Short exercise: Return the full material exactly.

Collected data entries:
###

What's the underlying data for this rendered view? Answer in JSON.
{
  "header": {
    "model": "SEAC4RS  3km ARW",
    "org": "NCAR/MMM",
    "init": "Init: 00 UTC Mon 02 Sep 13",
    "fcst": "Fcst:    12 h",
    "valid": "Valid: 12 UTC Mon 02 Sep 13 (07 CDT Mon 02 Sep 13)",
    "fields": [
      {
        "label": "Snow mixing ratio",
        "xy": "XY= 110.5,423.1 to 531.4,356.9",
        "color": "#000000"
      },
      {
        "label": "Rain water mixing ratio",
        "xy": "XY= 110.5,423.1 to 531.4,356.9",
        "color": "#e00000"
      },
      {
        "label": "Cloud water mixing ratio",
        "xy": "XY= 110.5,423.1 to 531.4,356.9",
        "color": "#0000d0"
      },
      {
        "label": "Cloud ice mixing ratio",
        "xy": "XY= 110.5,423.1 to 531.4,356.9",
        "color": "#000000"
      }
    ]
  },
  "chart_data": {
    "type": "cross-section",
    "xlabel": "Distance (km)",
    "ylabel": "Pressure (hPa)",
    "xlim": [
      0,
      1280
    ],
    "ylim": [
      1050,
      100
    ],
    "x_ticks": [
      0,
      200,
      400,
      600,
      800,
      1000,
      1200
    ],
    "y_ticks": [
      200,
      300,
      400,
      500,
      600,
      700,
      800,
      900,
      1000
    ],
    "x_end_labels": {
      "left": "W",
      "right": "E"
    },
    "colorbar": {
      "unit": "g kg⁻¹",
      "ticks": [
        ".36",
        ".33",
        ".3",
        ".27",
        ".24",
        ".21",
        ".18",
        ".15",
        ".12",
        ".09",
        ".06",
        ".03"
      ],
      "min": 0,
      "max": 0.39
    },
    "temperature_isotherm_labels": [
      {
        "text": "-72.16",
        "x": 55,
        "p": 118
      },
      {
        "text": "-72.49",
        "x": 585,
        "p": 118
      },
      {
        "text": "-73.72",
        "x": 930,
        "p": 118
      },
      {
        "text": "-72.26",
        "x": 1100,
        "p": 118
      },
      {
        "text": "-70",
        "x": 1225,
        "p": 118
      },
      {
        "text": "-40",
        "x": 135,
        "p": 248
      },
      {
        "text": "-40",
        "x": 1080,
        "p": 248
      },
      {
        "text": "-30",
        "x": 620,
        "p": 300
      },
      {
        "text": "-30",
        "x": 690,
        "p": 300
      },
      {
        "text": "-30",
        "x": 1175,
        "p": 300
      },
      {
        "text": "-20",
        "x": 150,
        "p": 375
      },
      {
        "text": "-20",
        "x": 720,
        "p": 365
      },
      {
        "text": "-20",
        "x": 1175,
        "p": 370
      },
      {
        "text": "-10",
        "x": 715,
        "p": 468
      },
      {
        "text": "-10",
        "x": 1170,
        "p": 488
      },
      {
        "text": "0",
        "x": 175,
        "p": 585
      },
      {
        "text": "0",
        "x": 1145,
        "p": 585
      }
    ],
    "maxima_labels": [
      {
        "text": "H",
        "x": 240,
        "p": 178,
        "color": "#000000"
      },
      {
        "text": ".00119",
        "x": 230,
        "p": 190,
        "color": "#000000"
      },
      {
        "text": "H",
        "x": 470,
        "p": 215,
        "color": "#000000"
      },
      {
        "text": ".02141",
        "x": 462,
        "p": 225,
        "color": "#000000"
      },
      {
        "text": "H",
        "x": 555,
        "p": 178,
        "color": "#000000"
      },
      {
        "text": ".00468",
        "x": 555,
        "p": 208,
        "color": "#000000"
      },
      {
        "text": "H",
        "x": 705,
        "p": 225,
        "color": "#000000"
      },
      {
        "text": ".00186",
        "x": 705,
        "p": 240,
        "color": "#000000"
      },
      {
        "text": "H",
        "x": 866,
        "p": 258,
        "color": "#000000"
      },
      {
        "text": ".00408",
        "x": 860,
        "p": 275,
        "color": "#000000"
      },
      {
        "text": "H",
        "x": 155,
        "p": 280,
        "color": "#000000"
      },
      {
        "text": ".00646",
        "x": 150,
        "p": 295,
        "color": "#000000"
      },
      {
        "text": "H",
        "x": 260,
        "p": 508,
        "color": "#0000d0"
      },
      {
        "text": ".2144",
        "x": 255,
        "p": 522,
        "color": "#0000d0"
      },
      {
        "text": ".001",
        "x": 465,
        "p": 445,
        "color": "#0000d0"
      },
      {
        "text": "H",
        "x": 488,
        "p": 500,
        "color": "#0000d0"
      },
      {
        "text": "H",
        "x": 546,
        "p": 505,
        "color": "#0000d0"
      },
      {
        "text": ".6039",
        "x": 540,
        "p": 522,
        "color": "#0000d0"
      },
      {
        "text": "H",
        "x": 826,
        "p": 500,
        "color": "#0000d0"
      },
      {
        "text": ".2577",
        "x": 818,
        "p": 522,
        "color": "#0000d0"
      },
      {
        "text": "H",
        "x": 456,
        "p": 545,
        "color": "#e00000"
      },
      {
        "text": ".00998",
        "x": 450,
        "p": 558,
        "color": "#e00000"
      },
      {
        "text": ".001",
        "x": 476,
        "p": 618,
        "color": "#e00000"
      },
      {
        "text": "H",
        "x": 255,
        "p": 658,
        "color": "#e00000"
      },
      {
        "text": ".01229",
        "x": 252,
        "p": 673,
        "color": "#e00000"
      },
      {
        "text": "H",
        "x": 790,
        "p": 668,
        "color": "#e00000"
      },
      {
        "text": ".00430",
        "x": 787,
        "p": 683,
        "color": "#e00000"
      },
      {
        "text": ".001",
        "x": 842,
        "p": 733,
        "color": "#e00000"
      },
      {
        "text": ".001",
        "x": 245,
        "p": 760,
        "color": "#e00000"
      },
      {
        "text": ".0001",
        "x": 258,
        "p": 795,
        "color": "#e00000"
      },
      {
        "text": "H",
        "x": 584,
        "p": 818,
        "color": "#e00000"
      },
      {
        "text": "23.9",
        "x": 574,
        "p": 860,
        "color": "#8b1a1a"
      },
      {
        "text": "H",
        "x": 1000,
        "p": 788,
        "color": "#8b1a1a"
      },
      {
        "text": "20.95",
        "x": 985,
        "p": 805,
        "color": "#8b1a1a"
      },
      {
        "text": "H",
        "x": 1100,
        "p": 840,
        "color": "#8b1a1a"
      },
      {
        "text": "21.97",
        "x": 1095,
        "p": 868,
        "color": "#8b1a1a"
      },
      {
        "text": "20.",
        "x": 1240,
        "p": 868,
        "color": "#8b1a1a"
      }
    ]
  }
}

###

Reply to the task:
What's the underlying data for this rendered view? Answer in JSON.
{
  "header": {
    "model": "SEAC4RS  3km ARW",
    "org": "NCAR/MMM",
    "init": "Init: 00 UTC Mon 02 Sep 13",
    "fcst": "Fcst:    12 h",
    "valid": "Valid: 12 UTC Mon 02 Sep 13 (07 CDT Mon 02 Sep 13)",
    "fields": [
      {
        "label": "Snow mixing ratio",
        "xy": "XY= 110.5,423.1 to 531.4,356.9",
        "color": "#000000"
      },
      {
        "label": "Rain water mixing ratio",
        "xy": "XY= 110.5,423.1 to 531.4,356.9",
        "color": "#e00000"
      },
      {
        "label": "Cloud water mixing ratio",
        "xy": "XY= 110.5,423.1 to 531.4,356.9",
        "color": "#0000d0"
      },
      {
        "label": "Cloud ice mixing ratio",
        "xy": "XY= 110.5,423.1 to 531.4,356.9",
        "color": "#000000"
      }
    ]
  },
  "chart_data": {
    "type": "cross-section",
    "xlabel": "Distance (km)",
    "ylabel": "Pressure (hPa)",
    "xlim": [
      0,
      1280
    ],
    "ylim": [
      1050,
      100
    ],
    "x_ticks": [
      0,
      200,
      400,
      600,
      800,
      1000,
      1200
    ],
    "y_ticks": [
      200,
      300,
      400,
      500,
      600,
      700,
      800,
      900,
      1000
    ],
    "x_end_labels": {
      "left": "W",
      "right": "E"
    },
    "colorbar": {
      "unit": "g kg⁻¹",
      "ticks": [
        ".36",
        ".33",
        ".3",
        ".27",
        ".24",
        ".21",
        ".18",
        ".15",
        ".12",
        ".09",
        ".06",
        ".03"
      ],
      "min": 0,
      "max": 0.39
    },
    "temperature_isotherm_labels": [
      {
        "text": "-72.16",
        "x": 55,
        "p": 118
      },
      {
        "text": "-72.49",
        "x": 585,
        "p": 118
      },
      {
        "text": "-73.72",
        "x": 930,
        "p": 118
      },
      {
        "text": "-72.26",
        "x": 1100,
        "p": 118
      },
      {
        "text": "-70",
        "x": 1225,
        "p": 118
      },
      {
        "text": "-40",
        "x": 135,
        "p": 248
      },
      {
        "text": "-40",
        "x": 1080,
        "p": 248
      },
      {
        "text": "-30",
        "x": 620,
        "p": 300
      },
      {
        "text": "-30",
        "x": 690,
        "p": 300
      },
      {
        "text": "-30",
        "x": 1175,
        "p": 300
      },
      {
        "text": "-20",
        "x": 150,
        "p": 375
      },
      {
        "text": "-20",
        "x": 720,
        "p": 365
      },
      {
        "text": "-20",
        "x": 1175,
        "p": 370
      },
      {
        "text": "-10",
        "x": 715,
        "p": 468
      },
      {
        "text": "-10",
        "x": 1170,
        "p": 488
      },
      {
        "text": "0",
        "x": 175,
        "p": 585
      },
      {
        "text": "0",
        "x": 1145,
        "p": 585
      }
    ],
    "maxima_labels": [
      {
        "text": "H",
        "x": 240,
        "p": 178,
        "color": "#000000"
      },
      {
        "text": ".00119",
        "x": 230,
        "p": 190,
        "color": "#000000"
      },
      {
        "text": "H",
        "x": 470,
        "p": 215,
        "color": "#000000"
      },
      {
        "text": ".02141",
        "x": 462,
        "p": 225,
        "color": "#000000"
      },
      {
        "text": "H",
        "x": 555,
        "p": 178,
        "color": "#000000"
      },
      {
        "text": ".00468",
        "x": 555,
        "p": 208,
        "color": "#000000"
      },
      {
        "text": "H",
        "x": 705,
        "p": 225,
        "color": "#000000"
      },
      {
        "text": ".00186",
        "x": 705,
        "p": 240,
        "color": "#000000"
      },
      {
        "text": "H",
        "x": 866,
        "p": 258,
        "color": "#000000"
      },
      {
        "text": ".00408",
        "x": 860,
        "p": 275,
        "color": "#000000"
      },
      {
        "text": "H",
        "x": 155,
        "p": 280,
        "color": "#000000"
      },
      {
        "text": ".00646",
        "x": 150,
        "p": 295,
        "color": "#000000"
      },
      {
        "text": "H",
        "x": 260,
        "p": 508,
        "color": "#0000d0"
      },
      {
        "text": ".2144",
        "x": 255,
        "p": 522,
        "color": "#0000d0"
      },
      {
        "text": ".001",
        "x": 465,
        "p": 445,
        "color": "#0000d0"
      },
      {
        "text": "H",
        "x": 488,
        "p": 500,
        "color": "#0000d0"
      },
      {
        "text": "H",
        "x": 546,
        "p": 505,
        "color": "#0000d0"
      },
      {
        "text": ".6039",
        "x": 540,
        "p": 522,
        "color": "#0000d0"
      },
      {
        "text": "H",
        "x": 826,
        "p": 500,
        "color": "#0000d0"
      },
      {
        "text": ".2577",
        "x": 818,
        "p": 522,
        "color": "#0000d0"
      },
      {
        "text": "H",
        "x": 456,
        "p": 545,
        "color": "#e00000"
      },
      {
        "text": ".00998",
        "x": 450,
        "p": 558,
        "color": "#e00000"
      },
      {
        "text": ".001",
        "x": 476,
        "p": 618,
        "color": "#e00000"
      },
      {
        "text": "H",
        "x": 255,
        "p": 658,
        "color": "#e00000"
      },
      {
        "text": ".01229",
        "x": 252,
        "p": 673,
        "color": "#e00000"
      },
      {
        "text": "H",
        "x": 790,
        "p": 668,
        "color": "#e00000"
      },
      {
        "text": ".00430",
        "x": 787,
        "p": 683,
        "color": "#e00000"
      },
      {
        "text": ".001",
        "x": 842,
        "p": 733,
        "color": "#e00000"
      },
      {
        "text": ".001",
        "x": 245,
        "p": 760,
        "color": "#e00000"
      },
      {
        "text": ".0001",
        "x": 258,
        "p": 795,
        "color": "#e00000"
      },
      {
        "text": "H",
        "x": 584,
        "p": 818,
        "color": "#e00000"
      },
      {
        "text": "23.9",
        "x": 574,
        "p": 860,
        "color": "#8b1a1a"
      },
      {
        "text": "H",
        "x": 1000,
        "p": 788,
        "color": "#8b1a1a"
      },
      {
        "text": "20.95",
        "x": 985,
        "p": 805,
        "color": "#8b1a1a"
      },
      {
        "text": "H",
        "x": 1100,
        "p": 840,
        "color": "#8b1a1a"
      },
      {
        "text": "21.97",
        "x": 1095,
        "p": 868,
        "color": "#8b1a1a"
      },
      {
        "text": "20.",
        "x": 1240,
        "p": 868,
        "color": "#8b1a1a"
      }
    ]
  }
}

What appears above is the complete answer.